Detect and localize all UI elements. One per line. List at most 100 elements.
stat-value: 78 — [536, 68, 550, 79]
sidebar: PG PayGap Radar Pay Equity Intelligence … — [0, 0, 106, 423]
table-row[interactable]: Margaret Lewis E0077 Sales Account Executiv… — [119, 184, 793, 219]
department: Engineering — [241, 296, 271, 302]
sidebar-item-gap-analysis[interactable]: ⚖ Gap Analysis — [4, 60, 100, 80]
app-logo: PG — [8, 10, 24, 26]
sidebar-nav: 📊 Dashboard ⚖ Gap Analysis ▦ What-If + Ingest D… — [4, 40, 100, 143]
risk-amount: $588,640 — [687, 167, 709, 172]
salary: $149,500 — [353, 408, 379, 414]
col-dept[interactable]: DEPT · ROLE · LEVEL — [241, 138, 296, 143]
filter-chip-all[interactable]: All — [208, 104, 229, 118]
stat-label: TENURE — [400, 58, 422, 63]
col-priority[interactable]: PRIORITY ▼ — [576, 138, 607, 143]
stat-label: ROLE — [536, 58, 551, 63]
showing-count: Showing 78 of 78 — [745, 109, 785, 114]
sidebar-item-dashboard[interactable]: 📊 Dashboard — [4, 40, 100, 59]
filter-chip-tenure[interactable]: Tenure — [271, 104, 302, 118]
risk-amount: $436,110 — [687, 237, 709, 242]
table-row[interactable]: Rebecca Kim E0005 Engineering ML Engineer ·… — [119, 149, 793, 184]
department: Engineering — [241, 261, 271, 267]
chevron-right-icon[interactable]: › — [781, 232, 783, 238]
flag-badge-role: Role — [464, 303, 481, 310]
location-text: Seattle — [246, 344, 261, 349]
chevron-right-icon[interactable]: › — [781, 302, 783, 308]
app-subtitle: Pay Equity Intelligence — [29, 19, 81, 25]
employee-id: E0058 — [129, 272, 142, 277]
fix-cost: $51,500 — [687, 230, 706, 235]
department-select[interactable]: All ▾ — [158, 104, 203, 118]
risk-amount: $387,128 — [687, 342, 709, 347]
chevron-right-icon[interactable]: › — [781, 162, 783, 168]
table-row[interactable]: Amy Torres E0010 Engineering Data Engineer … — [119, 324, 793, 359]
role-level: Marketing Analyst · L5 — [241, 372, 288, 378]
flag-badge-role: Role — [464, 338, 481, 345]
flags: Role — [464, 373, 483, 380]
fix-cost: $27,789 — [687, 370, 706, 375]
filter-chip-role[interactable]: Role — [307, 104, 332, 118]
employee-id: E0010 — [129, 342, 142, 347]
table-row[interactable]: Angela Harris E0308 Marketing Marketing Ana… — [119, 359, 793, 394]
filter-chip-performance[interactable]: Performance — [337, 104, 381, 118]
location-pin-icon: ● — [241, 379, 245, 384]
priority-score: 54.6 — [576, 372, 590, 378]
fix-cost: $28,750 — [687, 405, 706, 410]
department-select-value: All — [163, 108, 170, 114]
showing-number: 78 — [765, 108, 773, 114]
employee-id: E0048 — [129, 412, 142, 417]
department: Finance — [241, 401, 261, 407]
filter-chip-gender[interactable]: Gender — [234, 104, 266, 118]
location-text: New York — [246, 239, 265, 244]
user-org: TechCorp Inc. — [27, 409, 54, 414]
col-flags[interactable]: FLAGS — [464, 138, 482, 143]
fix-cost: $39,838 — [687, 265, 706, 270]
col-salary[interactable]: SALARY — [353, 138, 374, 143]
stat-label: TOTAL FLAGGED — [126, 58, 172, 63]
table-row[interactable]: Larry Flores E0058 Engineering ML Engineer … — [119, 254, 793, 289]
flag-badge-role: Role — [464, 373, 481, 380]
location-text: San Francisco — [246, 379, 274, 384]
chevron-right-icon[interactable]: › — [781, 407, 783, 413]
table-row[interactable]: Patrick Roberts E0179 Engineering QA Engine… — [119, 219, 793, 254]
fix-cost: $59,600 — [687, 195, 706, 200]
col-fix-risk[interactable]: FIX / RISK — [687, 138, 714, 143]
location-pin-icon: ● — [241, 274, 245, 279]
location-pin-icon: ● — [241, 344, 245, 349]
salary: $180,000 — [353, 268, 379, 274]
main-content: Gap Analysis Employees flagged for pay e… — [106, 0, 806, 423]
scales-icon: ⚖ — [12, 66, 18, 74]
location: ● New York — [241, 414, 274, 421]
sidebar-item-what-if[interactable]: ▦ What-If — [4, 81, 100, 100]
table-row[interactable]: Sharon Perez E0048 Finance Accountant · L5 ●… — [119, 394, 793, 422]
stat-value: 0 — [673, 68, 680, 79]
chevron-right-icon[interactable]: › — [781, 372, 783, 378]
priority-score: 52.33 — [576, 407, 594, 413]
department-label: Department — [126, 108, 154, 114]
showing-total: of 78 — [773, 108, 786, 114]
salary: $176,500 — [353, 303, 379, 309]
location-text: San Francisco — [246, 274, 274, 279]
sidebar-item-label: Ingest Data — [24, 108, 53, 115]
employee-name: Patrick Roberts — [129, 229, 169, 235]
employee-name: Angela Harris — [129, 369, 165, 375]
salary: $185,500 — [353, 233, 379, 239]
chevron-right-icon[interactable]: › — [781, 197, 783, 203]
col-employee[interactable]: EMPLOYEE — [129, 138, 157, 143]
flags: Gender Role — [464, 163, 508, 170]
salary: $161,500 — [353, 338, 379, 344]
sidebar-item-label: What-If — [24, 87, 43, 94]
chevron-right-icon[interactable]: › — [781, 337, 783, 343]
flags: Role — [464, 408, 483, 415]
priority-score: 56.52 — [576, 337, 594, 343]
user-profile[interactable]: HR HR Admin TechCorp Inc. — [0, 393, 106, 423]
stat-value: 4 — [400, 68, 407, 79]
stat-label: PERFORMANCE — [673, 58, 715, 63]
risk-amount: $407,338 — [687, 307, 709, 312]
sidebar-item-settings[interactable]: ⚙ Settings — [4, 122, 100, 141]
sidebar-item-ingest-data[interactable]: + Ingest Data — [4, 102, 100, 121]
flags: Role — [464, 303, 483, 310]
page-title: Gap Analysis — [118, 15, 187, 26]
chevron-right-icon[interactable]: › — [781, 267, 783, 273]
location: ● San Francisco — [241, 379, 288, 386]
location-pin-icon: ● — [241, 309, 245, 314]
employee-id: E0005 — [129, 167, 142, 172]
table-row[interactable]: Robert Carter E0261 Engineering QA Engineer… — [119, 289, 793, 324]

- _Instructions to follow_
Reproduce every line of the records above without changing any of them.

- _Exercise solution_
Detect and localize all UI elements. One per line. List at most 100 elements.
stat-value: 78 — [536, 68, 550, 79]
sidebar: PG PayGap Radar Pay Equity Intelligence … — [0, 0, 106, 423]
table-row[interactable]: Margaret Lewis E0077 Sales Account Executiv… — [119, 184, 793, 219]
department: Engineering — [241, 296, 271, 302]
sidebar-item-gap-analysis[interactable]: ⚖ Gap Analysis — [4, 60, 100, 80]
app-logo: PG — [8, 10, 24, 26]
sidebar-nav: 📊 Dashboard ⚖ Gap Analysis ▦ What-If + Ingest D… — [4, 40, 100, 143]
risk-amount: $588,640 — [687, 167, 709, 172]
salary: $149,500 — [353, 408, 379, 414]
col-dept[interactable]: DEPT · ROLE · LEVEL — [241, 138, 296, 143]
filter-chip-all[interactable]: All — [208, 104, 229, 118]
stat-label: TENURE — [400, 58, 422, 63]
col-priority[interactable]: PRIORITY ▼ — [576, 138, 607, 143]
stat-label: ROLE — [536, 58, 551, 63]
showing-count: Showing 78 of 78 — [745, 109, 785, 114]
sidebar-item-dashboard[interactable]: 📊 Dashboard — [4, 40, 100, 59]
filter-chip-tenure[interactable]: Tenure — [271, 104, 302, 118]
risk-amount: $436,110 — [687, 237, 709, 242]
table-row[interactable]: Rebecca Kim E0005 Engineering ML Engineer ·… — [119, 149, 793, 184]
department: Engineering — [241, 261, 271, 267]
chevron-right-icon[interactable]: › — [781, 232, 783, 238]
flag-badge-role: Role — [464, 303, 481, 310]
location-text: Seattle — [246, 344, 261, 349]
chevron-right-icon[interactable]: › — [781, 302, 783, 308]
app-subtitle: Pay Equity Intelligence — [29, 19, 81, 25]
employee-id: E0058 — [129, 272, 142, 277]
fix-cost: $51,500 — [687, 230, 706, 235]
department-select[interactable]: All ▾ — [158, 104, 203, 118]
risk-amount: $387,128 — [687, 342, 709, 347]
chevron-right-icon[interactable]: › — [781, 162, 783, 168]
table-row[interactable]: Amy Torres E0010 Engineering Data Engineer … — [119, 324, 793, 359]
role-level: Marketing Analyst · L5 — [241, 372, 288, 378]
flag-badge-role: Role — [464, 338, 481, 345]
flags: Role — [464, 373, 483, 380]
fix-cost: $27,789 — [687, 370, 706, 375]
filter-chip-role[interactable]: Role — [307, 104, 332, 118]
employee-id: E0010 — [129, 342, 142, 347]
table-row[interactable]: Angela Harris E0308 Marketing Marketing Ana… — [119, 359, 793, 394]
filter-chip-performance[interactable]: Performance — [337, 104, 381, 118]
location-pin-icon: ● — [241, 379, 245, 384]
priority-score: 54.6 — [576, 372, 590, 378]
fix-cost: $28,750 — [687, 405, 706, 410]
department-select-value: All — [163, 108, 170, 114]
showing-number: 78 — [765, 108, 773, 114]
employee-id: E0048 — [129, 412, 142, 417]
department: Finance — [241, 401, 261, 407]
filter-chip-gender[interactable]: Gender — [234, 104, 266, 118]
location-text: New York — [246, 239, 265, 244]
user-org: TechCorp Inc. — [27, 409, 54, 414]
col-flags[interactable]: FLAGS — [464, 138, 482, 143]
fix-cost: $39,838 — [687, 265, 706, 270]
col-salary[interactable]: SALARY — [353, 138, 374, 143]
stat-label: TOTAL FLAGGED — [126, 58, 172, 63]
table-row[interactable]: Larry Flores E0058 Engineering ML Engineer … — [119, 254, 793, 289]
flag-badge-role: Role — [464, 373, 481, 380]
location-text: San Francisco — [246, 379, 274, 384]
chevron-right-icon[interactable]: › — [781, 407, 783, 413]
table-row[interactable]: Patrick Roberts E0179 Engineering QA Engine… — [119, 219, 793, 254]
fix-cost: $59,600 — [687, 195, 706, 200]
col-fix-risk[interactable]: FIX / RISK — [687, 138, 714, 143]
location-pin-icon: ● — [241, 274, 245, 279]
location-pin-icon: ● — [241, 344, 245, 349]
salary: $180,000 — [353, 268, 379, 274]
main-content: Gap Analysis Employees flagged for pay e… — [106, 0, 806, 423]
scales-icon: ⚖ — [12, 66, 18, 74]
location: ● New York — [241, 414, 274, 421]
sidebar-item-what-if[interactable]: ▦ What-If — [4, 81, 100, 100]
table-row[interactable]: Sharon Perez E0048 Finance Accountant · L5 ●… — [119, 394, 793, 422]
stat-value: 0 — [673, 68, 680, 79]
chevron-right-icon[interactable]: › — [781, 372, 783, 378]
priority-score: 52.33 — [576, 407, 594, 413]
department-label: Department — [126, 108, 154, 114]
showing-total: of 78 — [773, 108, 786, 114]
salary: $176,500 — [353, 303, 379, 309]
location-text: San Francisco — [246, 274, 274, 279]
sidebar-item-label: Ingest Data — [24, 108, 53, 115]
employee-name: Patrick Roberts — [129, 229, 169, 235]
employee-name: Angela Harris — [129, 369, 165, 375]
salary: $185,500 — [353, 233, 379, 239]
chevron-right-icon[interactable]: › — [781, 197, 783, 203]
col-employee[interactable]: EMPLOYEE — [129, 138, 157, 143]
flags: Gender Role — [464, 163, 508, 170]
salary: $161,500 — [353, 338, 379, 344]
sidebar-item-label: What-If — [24, 87, 43, 94]
chevron-right-icon[interactable]: › — [781, 337, 783, 343]
flags: Role — [464, 408, 483, 415]
priority-score: 56.52 — [576, 337, 594, 343]
user-profile[interactable]: HR HR Admin TechCorp Inc. — [0, 393, 106, 423]
stat-value: 4 — [400, 68, 407, 79]
stat-label: PERFORMANCE — [673, 58, 715, 63]
risk-amount: $407,338 — [687, 307, 709, 312]
sidebar-item-settings[interactable]: ⚙ Settings — [4, 122, 100, 141]
sidebar-item-ingest-data[interactable]: + Ingest Data — [4, 102, 100, 121]
flags: Role — [464, 303, 483, 310]
page-title: Gap Analysis — [118, 15, 187, 26]
chevron-right-icon[interactable]: › — [781, 267, 783, 273]
location: ● San Francisco — [241, 379, 288, 386]
location-pin-icon: ● — [241, 309, 245, 314]
employee-id: E0005 — [129, 167, 142, 172]
table-row[interactable]: Robert Carter E0261 Engineering QA Engineer… — [119, 289, 793, 324]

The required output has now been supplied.